WHAT TO WORK ON ::
Lines holding the string "selbst" are the ones to copy; find them all in the data.
§
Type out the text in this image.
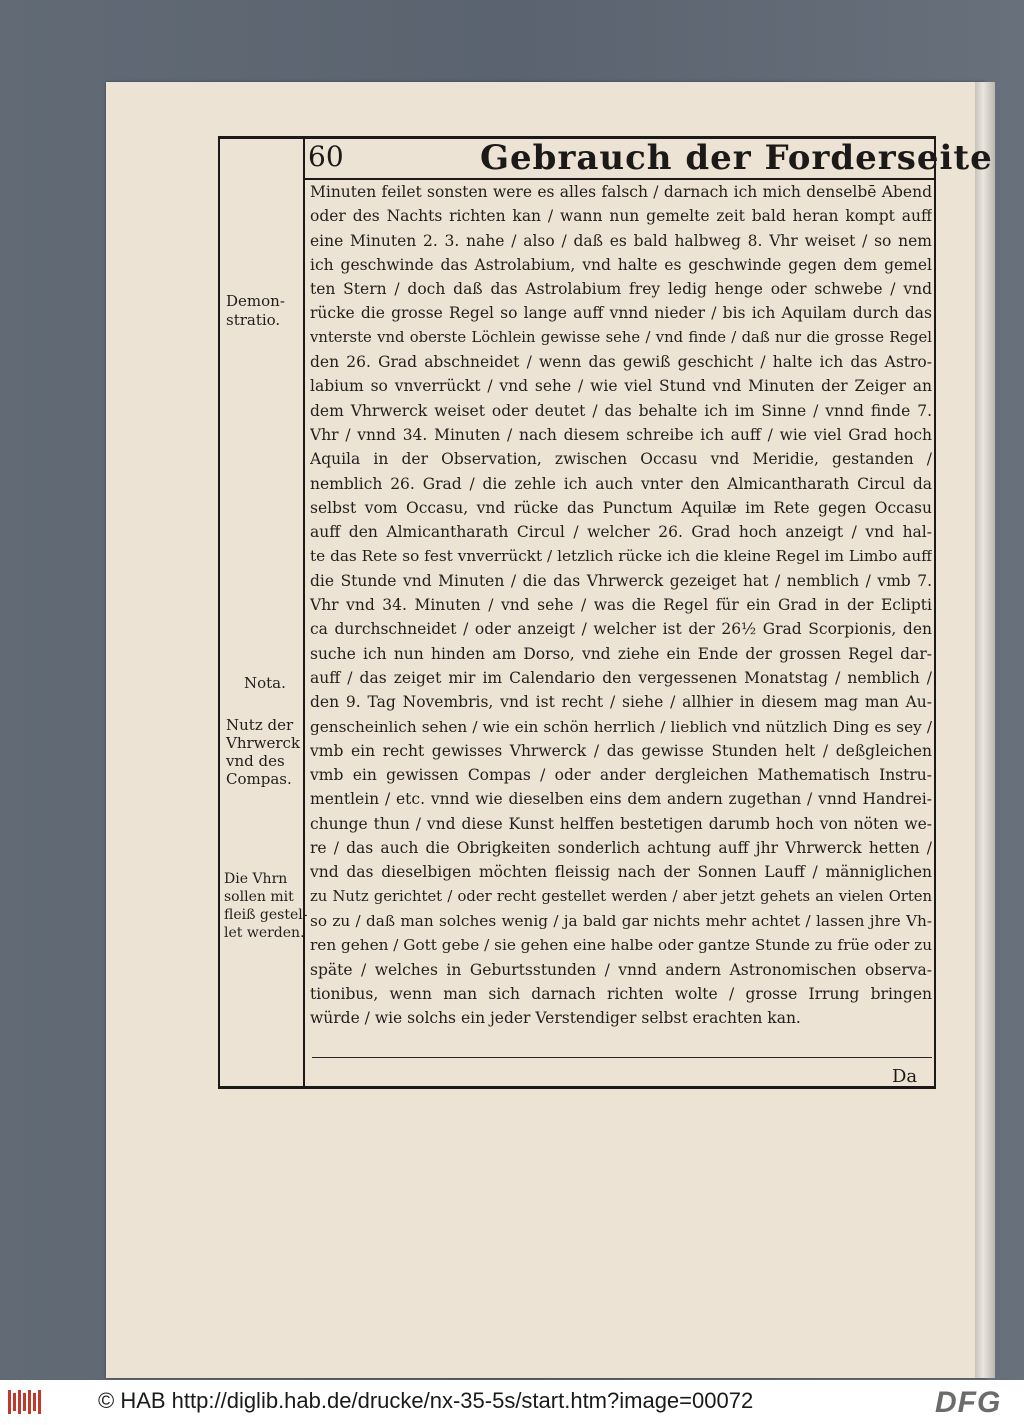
60	Gebrauch der Forderseite
Minuten feilet sonsten were es alles falsch / darnach ich mich denselbē Abend
oder des Nachts richten kan / wann nun gemelte zeit bald heran kompt auff
eine Minuten 2. 3. nahe / also / daß es bald halbweg 8. Vhr weiset / so nem
ich geschwinde das Astrolabium, vnd halte es geschwinde gegen dem gemel
ten Stern / doch daß das Astrolabium frey ledig henge oder schwebe / vnd
rücke die grosse Regel so lange auff vnnd nieder / bis ich Aquilam durch das
vnterste vnd oberste Löchlein gewisse sehe / vnd finde / daß nur die grosse Regel
den 26. Grad abschneidet / wenn das gewiß geschicht / halte ich das Astro-
labium so vnverrückt / vnd sehe / wie viel Stund vnd Minuten der Zeiger an
dem Vhrwerck weiset oder deutet / das behalte ich im Sinne / vnnd finde 7.
Vhr / vnnd 34. Minuten / nach diesem schreibe ich auff / wie viel Grad hoch
Aquila in der Observation, zwischen Occasu vnd Meridie, gestanden /
nemblich 26. Grad / die zehle ich auch vnter den Almicantharath Circul da
selbst vom Occasu, vnd rücke das Punctum Aquilæ im Rete gegen Occasu
auff den Almicantharath Circul / welcher 26. Grad hoch anzeigt / vnd hal-
te das Rete so fest vnverrückt / letzlich rücke ich die kleine Regel im Limbo auff
die Stunde vnd Minuten / die das Vhrwerck gezeiget hat / nemblich / vmb 7.
Vhr vnd 34. Minuten / vnd sehe / was die Regel für ein Grad in der Eclipti
ca durchschneidet / oder anzeigt / welcher ist der 26½ Grad Scorpionis, den
suche ich nun hinden am Dorso, vnd ziehe ein Ende der grossen Regel dar-
auff / das zeiget mir im Calendario den vergessenen Monatstag / nemblich /
den 9. Tag Novembris, vnd ist recht / siehe / allhier in diesem mag man Au-
genscheinlich sehen / wie ein schön herrlich / lieblich vnd nützlich Ding es sey /
vmb ein recht gewisses Vhrwerck / das gewisse Stunden helt / deßgleichen
vmb ein gewissen Compas / oder ander dergleichen Mathematisch Instru-
mentlein / etc. vnnd wie dieselben eins dem andern zugethan / vnnd Handrei-
chunge thun / vnd diese Kunst helffen bestetigen darumb hoch von nöten we-
re / das auch die Obrigkeiten sonderlich achtung auff jhr Vhrwerck hetten /
vnd das dieselbigen möchten fleissig nach der Sonnen Lauff / männiglichen
zu Nutz gerichtet / oder recht gestellet werden / aber jetzt gehets an vielen Orten
so zu / daß man solches wenig / ja bald gar nichts mehr achtet / lassen jhre Vh-
ren gehen / Gott gebe / sie gehen eine halbe oder gantze Stunde zu früe oder zu
späte / welches in Geburtsstunden / vnnd andern Astronomischen observa-
tionibus, wenn man sich darnach richten wolte / grosse Irrung bringen
würde / wie solchs ein jeder Verstendiger selbst erachten kan.
Demon-
stratio.
Nota.
Nutz der
Vhrwerck
vnd des
Compas.
Die Vhrn
sollen mit
fleiß gestel-
let werden.
Da
© HAB http://diglib.hab.de/drucke/nx-35-5s/start.htm?image=00072	DFG
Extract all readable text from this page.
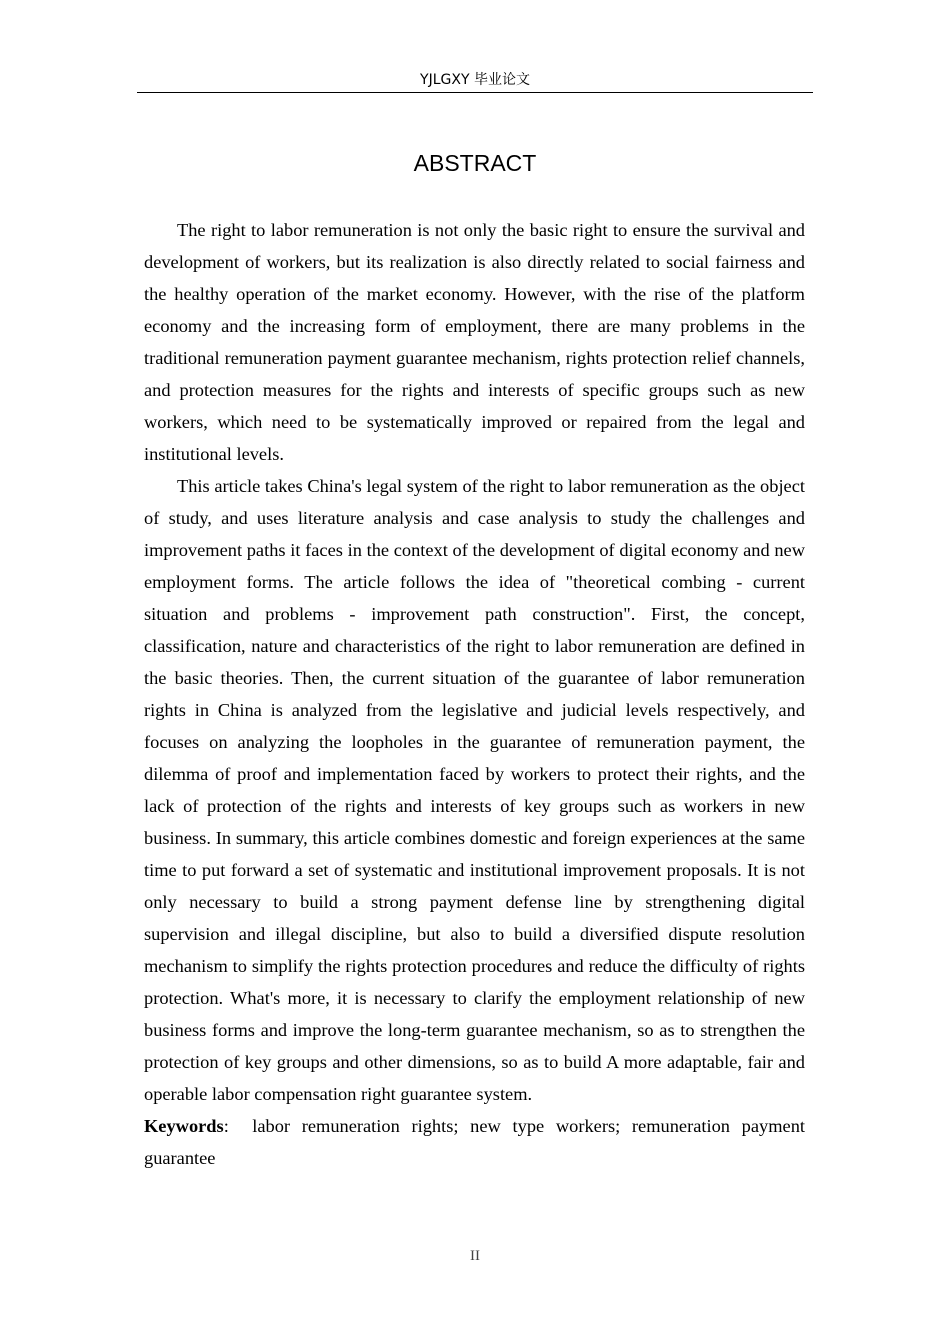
YJLGXY 毕业论文
ABSTRACT

The right to labor remuneration is not only the basic right to ensure the survival and development of workers, but its realization is also directly related to social fairness and the healthy operation of the market economy. However, with the rise of the platform economy and the increasing form of employment, there are many problems in the traditional remuneration payment guarantee mechanism, rights protection relief channels, and protection measures for the rights and interests of specific groups such as new workers, which need to be systematically improved or repaired from the legal and institutional levels.

This article takes China's legal system of the right to labor remuneration as the object of study, and uses literature analysis and case analysis to study the challenges and improvement paths it faces in the context of the development of digital economy and new employment forms. The article follows the idea of "theoretical combing - current situation and problems - improvement path construction". First, the concept, classification, nature and characteristics of the right to labor remuneration are defined in the basic theories. Then, the current situation of the guarantee of labor remuneration rights in China is analyzed from the legislative and judicial levels respectively, and focuses on analyzing the loopholes in the guarantee of remuneration payment, the dilemma of proof and implementation faced by workers to protect their rights, and the lack of protection of the rights and interests of key groups such as workers in new business. In summary, this article combines domestic and foreign experiences at the same time to put forward a set of systematic and institutional improvement proposals. It is not only necessary to build a strong payment defense line by strengthening digital supervision and illegal discipline, but also to build a diversified dispute resolution mechanism to simplify the rights protection procedures and reduce the difficulty of rights protection. What's more, it is necessary to clarify the employment relationship of new business forms and improve the long-term guarantee mechanism, so as to strengthen the protection of key groups and other dimensions, so as to build A more adaptable, fair and operable labor compensation right guarantee system.

Keywords: labor remuneration rights; new type workers; remuneration payment guarantee
II
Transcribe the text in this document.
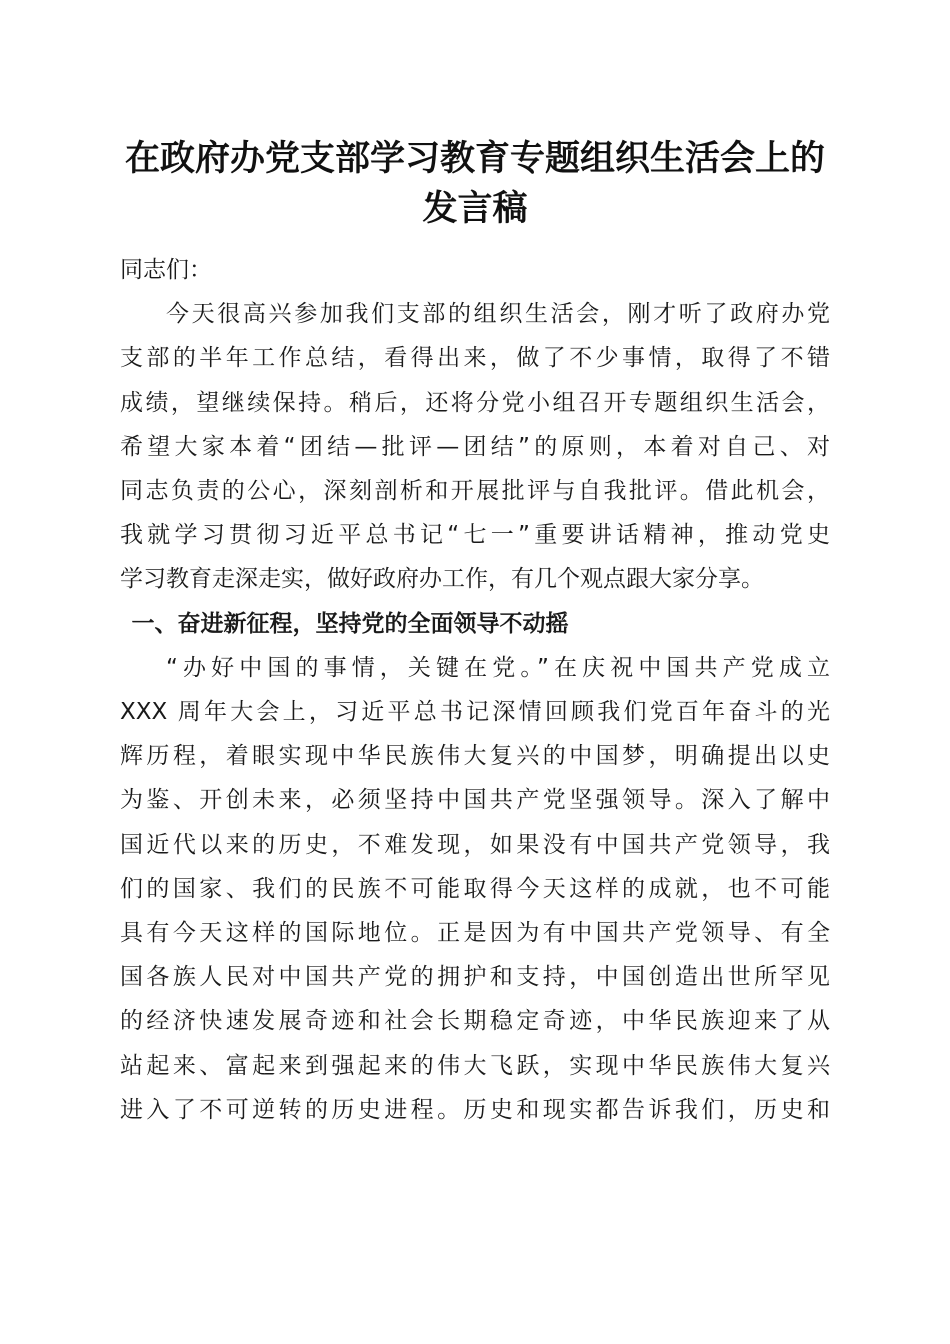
在政府办党支部学习教育专题组织生活会上的
发言稿

同志们：

今天很高兴参加我们支部的组织生活会，刚才听了政府办党
支部的半年工作总结，看得出来，做了不少事情，取得了不错
成绩，望继续保持。稍后，还将分党小组召开专题组织生活会，
希望大家本着“团结—批评—团结”的原则，本着对自己、对
同志负责的公心，深刻剖析和开展批评与自我批评。借此机会，
我就学习贯彻习近平总书记“七一”重要讲话精神，推动党史
学习教育走深走实，做好政府办工作，有几个观点跟大家分享。

一、奋进新征程，坚持党的全面领导不动摇

“办好中国的事情，关键在党。”在庆祝中国共产党成立
XXX 周年大会上，习近平总书记深情回顾我们党百年奋斗的光
辉历程，着眼实现中华民族伟大复兴的中国梦，明确提出以史
为鉴、开创未来，必须坚持中国共产党坚强领导。深入了解中
国近代以来的历史，不难发现，如果没有中国共产党领导，我
们的国家、我们的民族不可能取得今天这样的成就，也不可能
具有今天这样的国际地位。正是因为有中国共产党领导、有全
国各族人民对中国共产党的拥护和支持，中国创造出世所罕见
的经济快速发展奇迹和社会长期稳定奇迹，中华民族迎来了从
站起来、富起来到强起来的伟大飞跃，实现中华民族伟大复兴
进入了不可逆转的历史进程。历史和现实都告诉我们，历史和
§
OUTPUT ::
selbst vom Occasu, vnd rücke das Punctum Aquilæ im Rete gegen Occasu
würde / wie solchs ein jeder Verstendiger selbst erachten kan.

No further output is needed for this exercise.